> [Problem to work on] Repeat the rows between the line holding "What elements are in" and the line holding "joined-text: Joined July", inclusive, and leave the pictures out of your answer.

> [The data]
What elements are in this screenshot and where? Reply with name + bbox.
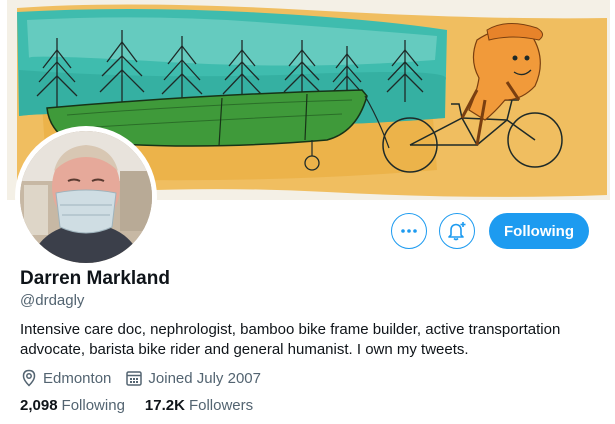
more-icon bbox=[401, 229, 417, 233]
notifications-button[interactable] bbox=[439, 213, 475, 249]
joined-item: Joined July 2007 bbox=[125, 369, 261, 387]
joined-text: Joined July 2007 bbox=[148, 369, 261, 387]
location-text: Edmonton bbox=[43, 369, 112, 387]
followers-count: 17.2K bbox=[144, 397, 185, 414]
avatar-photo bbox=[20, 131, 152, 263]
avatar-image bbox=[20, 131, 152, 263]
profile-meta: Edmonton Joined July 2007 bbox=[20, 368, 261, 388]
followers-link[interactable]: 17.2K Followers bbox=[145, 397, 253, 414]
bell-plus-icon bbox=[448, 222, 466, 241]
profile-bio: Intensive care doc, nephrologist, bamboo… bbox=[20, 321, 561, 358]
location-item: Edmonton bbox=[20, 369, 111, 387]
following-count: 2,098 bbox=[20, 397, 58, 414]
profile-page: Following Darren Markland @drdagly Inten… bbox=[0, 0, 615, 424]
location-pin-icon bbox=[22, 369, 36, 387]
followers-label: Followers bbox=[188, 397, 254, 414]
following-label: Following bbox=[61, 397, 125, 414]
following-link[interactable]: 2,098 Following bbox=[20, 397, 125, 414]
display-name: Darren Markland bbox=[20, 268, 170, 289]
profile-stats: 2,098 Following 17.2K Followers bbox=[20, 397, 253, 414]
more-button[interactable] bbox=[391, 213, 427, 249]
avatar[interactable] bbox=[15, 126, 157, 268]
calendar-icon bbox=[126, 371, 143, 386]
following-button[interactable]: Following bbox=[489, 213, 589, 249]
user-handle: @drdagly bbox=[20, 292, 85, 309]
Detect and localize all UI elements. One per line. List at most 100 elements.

...

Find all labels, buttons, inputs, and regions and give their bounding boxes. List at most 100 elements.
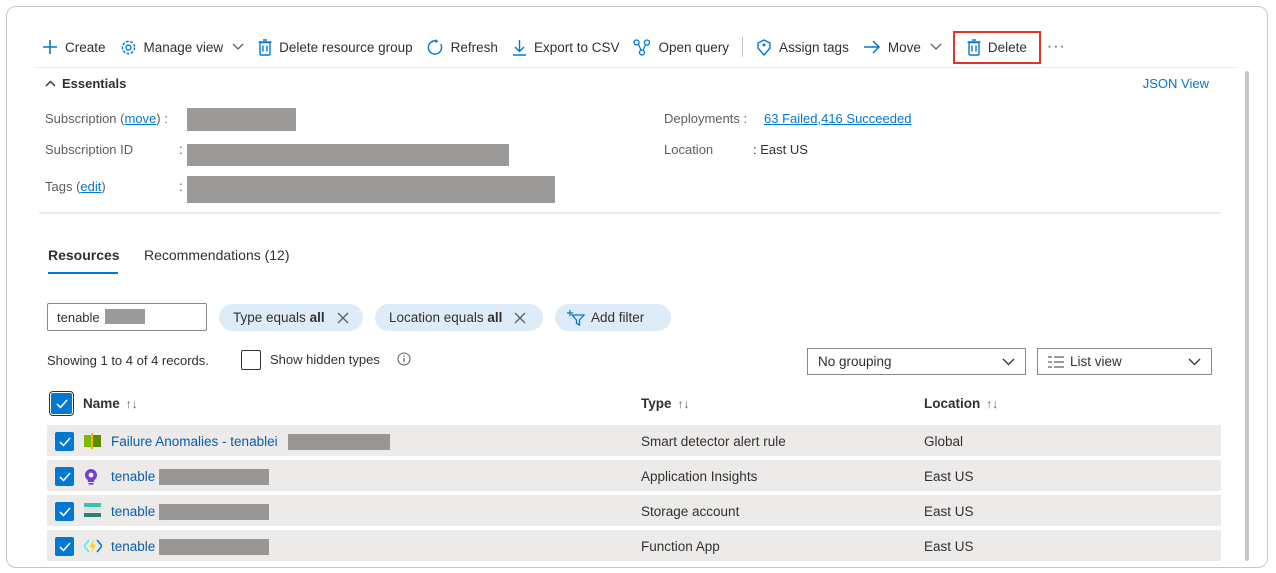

==

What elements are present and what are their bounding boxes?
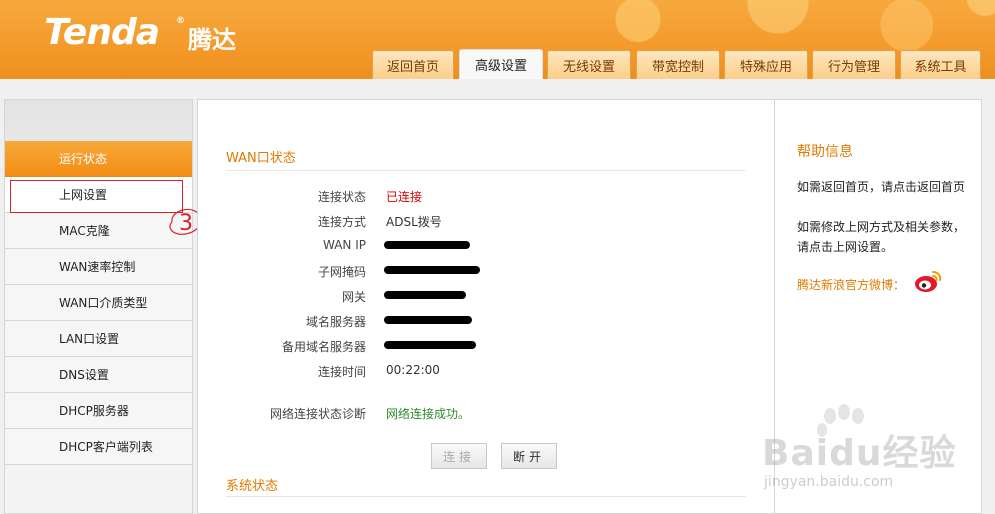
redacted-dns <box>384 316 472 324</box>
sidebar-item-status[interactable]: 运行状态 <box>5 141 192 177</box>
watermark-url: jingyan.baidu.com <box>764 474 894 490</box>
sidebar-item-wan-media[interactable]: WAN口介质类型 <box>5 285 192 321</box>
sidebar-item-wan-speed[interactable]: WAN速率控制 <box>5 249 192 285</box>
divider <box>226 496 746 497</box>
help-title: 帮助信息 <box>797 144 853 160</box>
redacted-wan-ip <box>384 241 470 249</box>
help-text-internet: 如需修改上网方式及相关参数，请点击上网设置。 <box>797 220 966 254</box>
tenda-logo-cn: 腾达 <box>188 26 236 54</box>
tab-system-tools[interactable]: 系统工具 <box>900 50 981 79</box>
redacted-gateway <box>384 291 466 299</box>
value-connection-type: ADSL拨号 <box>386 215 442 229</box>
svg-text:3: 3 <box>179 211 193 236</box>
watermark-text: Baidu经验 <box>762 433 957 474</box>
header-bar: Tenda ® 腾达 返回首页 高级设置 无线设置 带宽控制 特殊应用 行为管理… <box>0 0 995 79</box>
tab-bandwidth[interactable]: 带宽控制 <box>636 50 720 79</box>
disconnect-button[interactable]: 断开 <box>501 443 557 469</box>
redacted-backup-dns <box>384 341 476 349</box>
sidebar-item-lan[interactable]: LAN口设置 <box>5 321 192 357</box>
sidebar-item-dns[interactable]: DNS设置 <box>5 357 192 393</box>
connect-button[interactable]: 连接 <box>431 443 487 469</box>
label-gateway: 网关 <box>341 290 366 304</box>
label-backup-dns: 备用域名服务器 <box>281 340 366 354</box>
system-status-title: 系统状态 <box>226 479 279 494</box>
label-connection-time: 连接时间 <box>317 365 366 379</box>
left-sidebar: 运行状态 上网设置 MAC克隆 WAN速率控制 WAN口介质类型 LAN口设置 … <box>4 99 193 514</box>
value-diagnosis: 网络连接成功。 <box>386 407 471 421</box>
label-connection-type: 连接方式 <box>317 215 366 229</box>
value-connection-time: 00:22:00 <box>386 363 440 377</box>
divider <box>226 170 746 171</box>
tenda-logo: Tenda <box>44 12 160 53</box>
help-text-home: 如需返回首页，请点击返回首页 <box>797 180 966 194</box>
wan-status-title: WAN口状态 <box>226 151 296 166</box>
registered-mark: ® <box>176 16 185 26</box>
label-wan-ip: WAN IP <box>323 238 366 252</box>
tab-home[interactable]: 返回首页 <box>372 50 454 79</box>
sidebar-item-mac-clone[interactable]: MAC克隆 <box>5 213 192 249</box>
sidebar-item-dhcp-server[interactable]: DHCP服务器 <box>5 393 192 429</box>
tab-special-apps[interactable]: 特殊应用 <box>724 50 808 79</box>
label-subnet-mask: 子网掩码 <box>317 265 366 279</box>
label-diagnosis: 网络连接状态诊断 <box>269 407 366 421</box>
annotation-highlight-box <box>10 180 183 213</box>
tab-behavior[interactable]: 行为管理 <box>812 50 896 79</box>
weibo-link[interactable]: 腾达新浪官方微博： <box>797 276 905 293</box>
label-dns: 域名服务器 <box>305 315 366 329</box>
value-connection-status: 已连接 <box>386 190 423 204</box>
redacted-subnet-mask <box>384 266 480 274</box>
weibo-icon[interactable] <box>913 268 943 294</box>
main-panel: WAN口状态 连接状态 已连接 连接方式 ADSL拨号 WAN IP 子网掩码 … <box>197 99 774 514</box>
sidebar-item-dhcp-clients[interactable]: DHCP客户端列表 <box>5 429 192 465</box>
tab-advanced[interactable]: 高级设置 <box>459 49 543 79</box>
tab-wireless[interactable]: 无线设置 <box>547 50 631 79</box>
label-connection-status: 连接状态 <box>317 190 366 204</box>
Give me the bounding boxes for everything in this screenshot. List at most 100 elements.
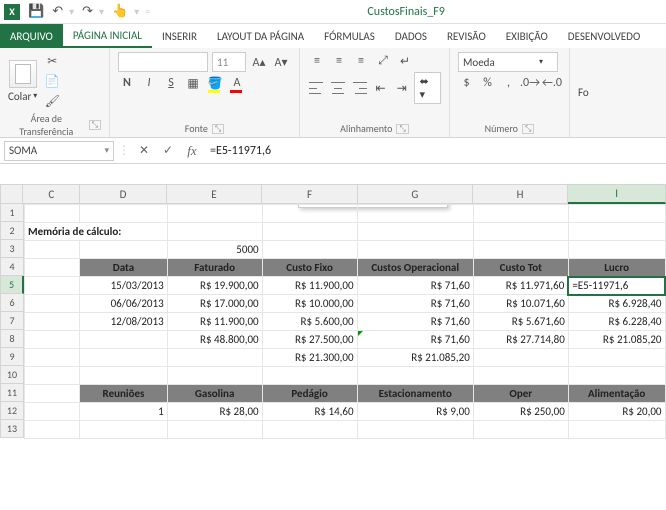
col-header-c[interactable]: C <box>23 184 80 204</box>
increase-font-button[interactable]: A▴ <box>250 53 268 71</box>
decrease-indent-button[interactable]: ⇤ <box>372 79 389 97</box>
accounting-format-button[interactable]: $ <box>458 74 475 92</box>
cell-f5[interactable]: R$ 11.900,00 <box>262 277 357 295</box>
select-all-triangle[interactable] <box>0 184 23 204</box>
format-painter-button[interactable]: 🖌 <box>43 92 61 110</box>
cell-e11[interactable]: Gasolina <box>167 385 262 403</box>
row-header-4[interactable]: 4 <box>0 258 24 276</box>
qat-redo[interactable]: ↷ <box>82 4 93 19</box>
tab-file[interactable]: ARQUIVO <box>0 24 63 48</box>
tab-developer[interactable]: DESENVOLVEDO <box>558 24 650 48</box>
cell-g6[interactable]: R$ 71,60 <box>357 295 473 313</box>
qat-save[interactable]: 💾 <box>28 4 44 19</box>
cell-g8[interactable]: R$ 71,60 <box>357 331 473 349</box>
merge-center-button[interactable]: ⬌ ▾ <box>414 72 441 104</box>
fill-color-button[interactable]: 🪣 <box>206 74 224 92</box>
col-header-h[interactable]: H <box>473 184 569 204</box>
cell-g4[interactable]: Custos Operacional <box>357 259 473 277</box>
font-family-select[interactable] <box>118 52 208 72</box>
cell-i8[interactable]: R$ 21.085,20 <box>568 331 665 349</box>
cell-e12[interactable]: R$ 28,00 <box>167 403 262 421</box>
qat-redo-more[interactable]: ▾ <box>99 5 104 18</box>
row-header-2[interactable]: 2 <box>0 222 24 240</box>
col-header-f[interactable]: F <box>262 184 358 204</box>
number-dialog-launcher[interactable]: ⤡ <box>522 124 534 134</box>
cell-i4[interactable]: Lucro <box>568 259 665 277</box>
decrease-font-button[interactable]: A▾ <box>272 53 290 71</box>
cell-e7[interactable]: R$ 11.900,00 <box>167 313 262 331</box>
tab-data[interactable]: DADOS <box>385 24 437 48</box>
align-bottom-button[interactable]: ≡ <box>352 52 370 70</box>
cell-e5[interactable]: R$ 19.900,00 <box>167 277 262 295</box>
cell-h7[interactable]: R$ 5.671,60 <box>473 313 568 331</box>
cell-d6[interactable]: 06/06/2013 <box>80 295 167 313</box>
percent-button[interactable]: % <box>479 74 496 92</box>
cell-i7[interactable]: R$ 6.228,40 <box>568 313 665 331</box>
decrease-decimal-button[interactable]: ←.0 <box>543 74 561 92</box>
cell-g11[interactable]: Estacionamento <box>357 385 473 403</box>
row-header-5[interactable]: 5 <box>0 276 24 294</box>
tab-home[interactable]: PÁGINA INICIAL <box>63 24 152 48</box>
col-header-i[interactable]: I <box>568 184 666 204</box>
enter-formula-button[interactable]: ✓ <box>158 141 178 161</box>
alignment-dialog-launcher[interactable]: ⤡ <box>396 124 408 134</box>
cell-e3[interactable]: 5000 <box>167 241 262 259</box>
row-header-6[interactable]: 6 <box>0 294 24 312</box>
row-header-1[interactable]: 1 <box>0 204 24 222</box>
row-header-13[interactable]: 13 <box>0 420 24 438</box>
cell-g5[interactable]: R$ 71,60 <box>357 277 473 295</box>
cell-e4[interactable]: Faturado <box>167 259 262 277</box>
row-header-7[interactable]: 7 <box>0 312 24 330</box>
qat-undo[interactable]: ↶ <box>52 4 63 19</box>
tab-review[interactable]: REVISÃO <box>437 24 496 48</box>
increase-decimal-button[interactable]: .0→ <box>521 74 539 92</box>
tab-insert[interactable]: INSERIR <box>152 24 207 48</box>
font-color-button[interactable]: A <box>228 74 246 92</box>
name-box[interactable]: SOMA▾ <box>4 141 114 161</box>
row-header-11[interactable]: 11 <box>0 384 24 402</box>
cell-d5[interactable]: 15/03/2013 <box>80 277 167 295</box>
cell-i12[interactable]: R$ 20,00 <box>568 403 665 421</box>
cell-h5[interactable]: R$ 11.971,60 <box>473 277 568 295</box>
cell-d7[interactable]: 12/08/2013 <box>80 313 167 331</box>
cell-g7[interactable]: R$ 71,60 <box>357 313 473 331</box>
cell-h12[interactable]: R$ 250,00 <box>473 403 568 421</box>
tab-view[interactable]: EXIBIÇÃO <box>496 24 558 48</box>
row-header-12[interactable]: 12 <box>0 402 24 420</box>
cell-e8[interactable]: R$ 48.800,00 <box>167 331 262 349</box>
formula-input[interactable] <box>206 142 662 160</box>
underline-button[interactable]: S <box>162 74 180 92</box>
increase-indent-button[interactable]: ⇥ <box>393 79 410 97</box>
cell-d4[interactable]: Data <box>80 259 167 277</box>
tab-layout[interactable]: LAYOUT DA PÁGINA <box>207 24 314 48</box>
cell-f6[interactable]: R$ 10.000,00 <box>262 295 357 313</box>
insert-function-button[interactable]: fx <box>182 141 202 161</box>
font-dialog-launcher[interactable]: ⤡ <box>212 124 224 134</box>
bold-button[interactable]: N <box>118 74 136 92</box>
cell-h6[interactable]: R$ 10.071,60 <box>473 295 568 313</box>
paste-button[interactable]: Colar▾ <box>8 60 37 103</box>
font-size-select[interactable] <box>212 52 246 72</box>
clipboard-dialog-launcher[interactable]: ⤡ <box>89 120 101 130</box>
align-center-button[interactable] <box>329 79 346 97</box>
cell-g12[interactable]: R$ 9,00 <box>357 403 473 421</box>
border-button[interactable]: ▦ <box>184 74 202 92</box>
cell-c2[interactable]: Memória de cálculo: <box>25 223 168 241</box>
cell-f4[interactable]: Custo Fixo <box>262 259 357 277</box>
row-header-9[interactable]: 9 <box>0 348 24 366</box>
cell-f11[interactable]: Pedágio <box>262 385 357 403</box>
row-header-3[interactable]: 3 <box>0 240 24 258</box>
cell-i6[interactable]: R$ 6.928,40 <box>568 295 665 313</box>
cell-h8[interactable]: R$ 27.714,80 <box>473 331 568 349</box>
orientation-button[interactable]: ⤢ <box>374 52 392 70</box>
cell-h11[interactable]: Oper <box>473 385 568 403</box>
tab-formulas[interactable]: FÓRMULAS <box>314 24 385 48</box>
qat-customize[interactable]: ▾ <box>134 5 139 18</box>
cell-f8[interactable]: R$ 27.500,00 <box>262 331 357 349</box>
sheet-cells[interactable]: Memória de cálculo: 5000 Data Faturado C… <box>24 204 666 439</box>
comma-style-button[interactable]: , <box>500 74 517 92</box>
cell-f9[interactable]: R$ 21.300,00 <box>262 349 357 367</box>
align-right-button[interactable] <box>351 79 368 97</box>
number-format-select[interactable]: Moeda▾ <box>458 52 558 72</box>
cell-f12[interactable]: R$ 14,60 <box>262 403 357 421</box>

> [Correct result]
What elements are in this screenshot and where? Reply with name + bbox.
more-icon bbox=[401, 229, 417, 233]
notifications-button[interactable] bbox=[439, 213, 475, 249]
joined-item: Joined July 2007 bbox=[125, 369, 261, 387]
joined-text: Joined July 2007 bbox=[148, 369, 261, 387]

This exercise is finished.